Supplied entries>
····················

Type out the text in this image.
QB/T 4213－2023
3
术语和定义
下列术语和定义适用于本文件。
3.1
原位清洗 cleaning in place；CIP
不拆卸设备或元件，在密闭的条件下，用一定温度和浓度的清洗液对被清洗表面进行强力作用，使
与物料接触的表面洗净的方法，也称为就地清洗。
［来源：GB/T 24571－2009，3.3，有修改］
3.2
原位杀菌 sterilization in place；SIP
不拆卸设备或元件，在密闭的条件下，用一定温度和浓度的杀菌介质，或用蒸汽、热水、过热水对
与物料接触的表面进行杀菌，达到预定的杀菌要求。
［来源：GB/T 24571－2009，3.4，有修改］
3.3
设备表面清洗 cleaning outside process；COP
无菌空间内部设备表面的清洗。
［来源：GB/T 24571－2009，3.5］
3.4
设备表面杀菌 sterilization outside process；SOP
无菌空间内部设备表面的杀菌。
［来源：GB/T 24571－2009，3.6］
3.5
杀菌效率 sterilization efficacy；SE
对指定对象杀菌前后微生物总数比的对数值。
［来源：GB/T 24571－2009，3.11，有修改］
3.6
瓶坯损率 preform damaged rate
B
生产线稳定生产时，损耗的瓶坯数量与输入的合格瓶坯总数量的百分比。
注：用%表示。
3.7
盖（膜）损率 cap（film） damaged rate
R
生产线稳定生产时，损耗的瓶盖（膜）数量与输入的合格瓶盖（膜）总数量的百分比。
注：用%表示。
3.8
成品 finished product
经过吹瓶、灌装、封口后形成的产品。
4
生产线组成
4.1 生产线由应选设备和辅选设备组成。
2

····················

Short task> Output the listing above word for word.

Answer below>
Type out the text in this image.
QB/T 4213－2023
3
术语和定义
下列术语和定义适用于本文件。
3.1
原位清洗 cleaning in place；CIP
不拆卸设备或元件，在密闭的条件下，用一定温度和浓度的清洗液对被清洗表面进行强力作用，使
与物料接触的表面洗净的方法，也称为就地清洗。
［来源：GB/T 24571－2009，3.3，有修改］
3.2
原位杀菌 sterilization in place；SIP
不拆卸设备或元件，在密闭的条件下，用一定温度和浓度的杀菌介质，或用蒸汽、热水、过热水对
与物料接触的表面进行杀菌，达到预定的杀菌要求。
［来源：GB/T 24571－2009，3.4，有修改］
3.3
设备表面清洗 cleaning outside process；COP
无菌空间内部设备表面的清洗。
［来源：GB/T 24571－2009，3.5］
3.4
设备表面杀菌 sterilization outside process；SOP
无菌空间内部设备表面的杀菌。
［来源：GB/T 24571－2009，3.6］
3.5
杀菌效率 sterilization efficacy；SE
对指定对象杀菌前后微生物总数比的对数值。
［来源：GB/T 24571－2009，3.11，有修改］
3.6
瓶坯损率 preform damaged rate
B
生产线稳定生产时，损耗的瓶坯数量与输入的合格瓶坯总数量的百分比。
注：用%表示。
3.7
盖（膜）损率 cap（film） damaged rate
R
生产线稳定生产时，损耗的瓶盖（膜）数量与输入的合格瓶盖（膜）总数量的百分比。
注：用%表示。
3.8
成品 finished product
经过吹瓶、灌装、封口后形成的产品。
4
生产线组成
4.1 生产线由应选设备和辅选设备组成。
2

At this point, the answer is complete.